--- Start of EXCERPTED TEXT ---

Workflow YAML Reference

This document describes the YAML structure for creating and updating workflows using the Darwin CLI.

Darwin Section

Key	Type	Required	Default	Description
`base_dir`	string	✅	—	Base source path for all task files. Example: If actual path is `https://github.com/<your-user-name>/test.py`, then `base_dir` is `https://github.com/<your-user-name>` and `source` is `test.py`
`created_by`	string	❌	—	Creator email. Overrides the value set by `workflow configure` command

Workflow Section

Key	Type	Required	Default	Description
`workflow_name`	string	✅	—	Unique workflow identifier
`display_name`	string	❌	""	Human-readable name
`workflow_status`	string	✅	—	Used only in Update workflow YAML. Values: `active`, `inactive`
`description`	string	❌	""	Description of the workflow
`tags`	List[string]	❌	[]	Tags associated with the workflow
`schedule`	string	❌	No schedule	Cron schedule expression
`timezone`	string	❌	IST	Timezone for Workflow Schedule: `IST` or `UTC`
`retries`	int	❌	1	Number of retries on failure
`notify_on`	string	❌	""	Comma-separated Slack channel names for alerts. E.g., `"channel_1, channel_2"`
`start_date`	string	❌	Current IST timestamp	Workflow start date
`end_date`	string	❌	—	Workflow end date
`callback_url`	List[string]	❌	[]	URLs to notify on event
`event_types`	List[string]	❌	[]	Triggering events
`max_concurrent_runs`	int	❌	1	Maximum concurrent instances
`expected_run_duration`	int	❌	null	Expected time to run (in seconds)

--- End of EXCERPTED TEXT ---

### PROBLEM SET
a: Name every key that the workflow YAML reference marks as required.
b: Answer these questions from the workflow YAML reference:
(i) What is the default timezone for a workflow schedule?
(ii) What does the `created_by` key override?
(iii) In what unit is `expected_run_duration` given?
c: Write the next part of the workflow YAML reference, starting after its final table row.
The records that follow were taken from a separate source.

--- Start of STORED DATA ---

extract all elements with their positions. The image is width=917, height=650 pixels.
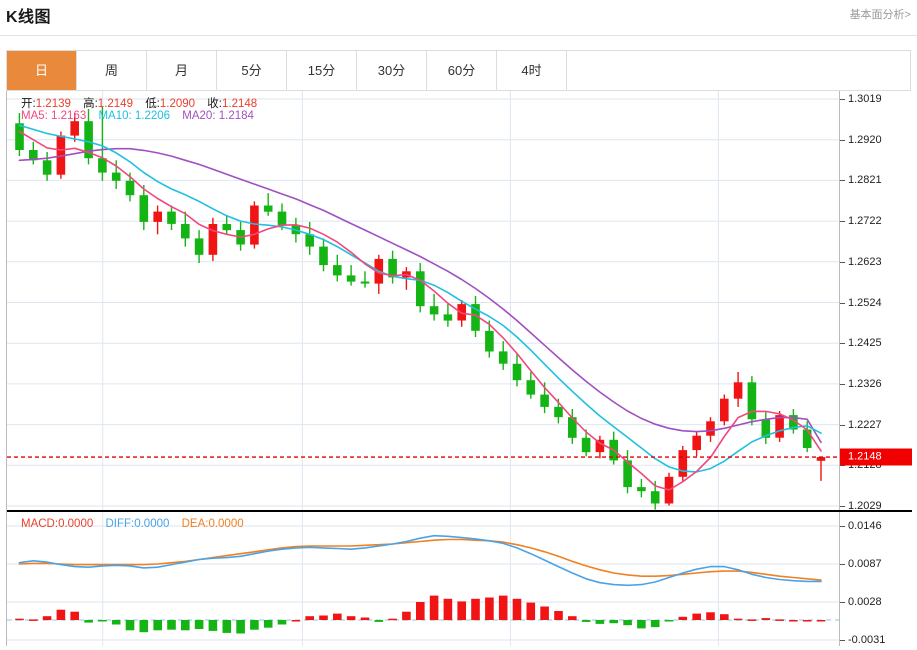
price-axis-tick [840, 261, 845, 263]
macd-legend: MACD:0.0000 DIFF:0.0000 DEA:0.0000 [21, 518, 253, 530]
price-axis-tick [840, 180, 845, 182]
timeframe-tab-3[interactable]: 5分 [217, 51, 287, 90]
timeframe-tab-1[interactable]: 周 [77, 51, 147, 90]
diff-value: 0.0000 [134, 518, 170, 530]
header-divider [0, 35, 917, 36]
timeframe-tab-7[interactable]: 4时 [497, 51, 567, 90]
ohlc-legend: 开:1.2139 高:1.2149 低:1.2090 收:1.2148 [21, 95, 266, 111]
close-value: 1.2148 [221, 98, 258, 110]
price-axis-label: 1.2920 [848, 133, 882, 146]
timeframe-tab-5[interactable]: 30分 [357, 51, 427, 90]
price-axis-label: 1.2425 [848, 337, 882, 350]
price-axis-tick [840, 302, 845, 304]
price-axis-tick [840, 465, 845, 467]
macd-axis-label: 0.0146 [848, 520, 882, 532]
price-axis: 1.3019 1.2920 1.2821 1.2722 1.2623 1.2524 1.24… [839, 91, 912, 510]
macd-axis-label: 0.0087 [848, 558, 882, 570]
price-axis-label: 1.2227 [848, 418, 882, 431]
dea-label: DEA: [181, 518, 209, 530]
price-axis-label: 1.2722 [848, 215, 882, 228]
price-axis-tick [840, 343, 845, 345]
open-value: 1.2139 [35, 98, 71, 110]
open-label: 开: [21, 98, 36, 110]
tabbar-filler [567, 51, 911, 90]
ma20-label: MA20: [182, 110, 216, 122]
macd-axis-tick [840, 640, 845, 641]
macd-pane: 0.0146 0.0087 0.0028 -0.0031 MACD:0.0000 DI… [7, 512, 912, 646]
macd-axis-tick [840, 526, 845, 527]
price-pane: 1.3019 1.2920 1.2821 1.2722 1.2623 1.2524 1.24… [7, 91, 912, 512]
macd-axis-tick [840, 602, 845, 603]
macd-value: 0.0000 [58, 518, 94, 530]
price-axis-tick [840, 221, 845, 223]
close-label: 收: [207, 98, 222, 110]
price-axis-tick [840, 139, 845, 141]
macd-axis-tick [840, 564, 845, 565]
price-axis-tick [840, 383, 845, 385]
ma10-value: 1.2206 [134, 110, 171, 122]
price-axis-label: 1.2029 [848, 500, 882, 512]
timeframe-tab-0[interactable]: 日 [7, 51, 77, 90]
low-value: 1.2090 [159, 98, 196, 110]
ma20-value: 1.2184 [218, 110, 254, 122]
macd-axis-label: -0.0031 [848, 634, 886, 646]
high-label: 高: [83, 98, 98, 110]
macd-axis-label: 0.0028 [848, 596, 882, 608]
timeframe-tab-4[interactable]: 15分 [287, 51, 357, 90]
price-axis-label: 1.2326 [848, 377, 882, 390]
macd-label: MACD: [21, 518, 59, 530]
price-axis-tick [840, 424, 845, 426]
ma10-label: MA10: [98, 110, 132, 122]
price-axis-label: 1.2623 [848, 255, 882, 268]
page-title: K线图 [6, 9, 52, 26]
macd-plot[interactable] [7, 512, 839, 646]
fundamental-analysis-link[interactable]: 基本面分析> [849, 9, 911, 21]
timeframe-tab-2[interactable]: 月 [147, 51, 217, 90]
macd-axis: 0.0146 0.0087 0.0028 -0.0031 [839, 512, 912, 646]
price-axis-label: 1.2524 [848, 296, 882, 309]
ma5-label: MA5: [21, 110, 48, 122]
page-header: K线图 基本面分析> [0, 0, 917, 36]
timeframe-tab-6[interactable]: 60分 [427, 51, 497, 90]
price-axis-tick [840, 99, 845, 100]
price-axis-tick [840, 506, 845, 507]
ma5-value: 1.2163 [51, 110, 87, 122]
low-label: 低: [145, 98, 160, 110]
high-value: 1.2149 [97, 98, 133, 110]
chart-container: 1.3019 1.2920 1.2821 1.2722 1.2623 1.2524 1.24… [6, 91, 912, 646]
timeframe-tabbar: 日周月 5分 15分 30分 60分 4时 [6, 50, 911, 91]
price-axis-label: 1.2821 [848, 174, 882, 187]
dea-value: 0.0000 [208, 518, 244, 530]
current-price-badge: 1.2148 [840, 448, 912, 466]
ma-legend: MA5: 1.2163 MA10: 1.2206 MA20: 1.2184 [21, 110, 263, 122]
diff-label: DIFF: [105, 518, 135, 530]
price-plot[interactable] [7, 91, 839, 510]
price-axis-label: 1.3019 [848, 93, 882, 105]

--- End of STORED DATA ---

### SET OF ANSWERS
a: `base_dir`, `workflow_name`, `workflow_status`

b:
(i) IST
(ii) The value set by the `workflow configure` command
(iii) Seconds

c:
`queue-enabled`	bool	❌	false	Queue when concurrent runs exceed max
`notification_preference`	Dict[str, bool]	❌	`{on_start: false, on_fail: true, on_success: false, on_skip: false}`	Notification settings
`tenant`	string	❌	"d11"	Tenant identifier
`tasks`	List[Task]	✅	—	Task definitions

Task Section

Key	Type	Required	Default	Description
`task_name`	string	✅	—	Task name
`source`	string	✅	—	Notebook/script source location
`source_type`	string	❌	workspace	Enum: `git` / `workspace`
`file_path`	string	❌	—	Path to notebook or script if `source_type` is `git`
`dynamic_artifact`	bool	❌	true	Whether to auto-fetch artifact
`cluster_name`	string	✅*	—	Name of the cluster definition defined in `clusters` section. *Not required when `existing_cluster_id` is given
`existing_cluster_id`	string	❌	—	ID of an existing cluster to use
`cluster_type`	string	✅	—	Enum: `basic` / `job`
`dependent_libraries`	string	❌	—	Comma-separated list of libraries. E.g., `'lib1,lib2'`
`depends_on`	List[string]	❌	[]	List of task names this task depends on
`input_parameters`	Dict	❌	{}	Input parameters for the task
`retries`	int	❌	1	Number of retries on failure
`timeout`	int	❌	7200	Task timeout in seconds
`packages`	List[Package]	❌	[]	Package dependencies (see Package Section)
`ha_config`	Dict	❌	—	High availability configuration

Package Types

Packages can be specified in multiple formats:

packages:
  - pypi: {'package': 'numpy==1.24.0', 'path': 'pypi_index_url'}
  - maven: {'package': 'org.apache.spark:spark-sql_2.12', 'version': '3.3.0', 'repository': 'SPARK', 'exclusions': 'org.slf4j:slf4j-log4j12'}
  - s3: {'path': 's3://my-bucket/libs/my-library.whl'}
  - workspace: {'path': '/Users/my_user/libs/utils.py'}

HA Config

Key	Type	Required	Default	Description
`enable_ha`	bool	❌	false	Enable high availability
`replication_factor`	int	❌	3	Replication factor
`cluster_expiration_time`	int	❌	86400	Cluster expiration time in seconds

Cluster Section

Clusters are defined in the clusters section and referenced by name in tasks.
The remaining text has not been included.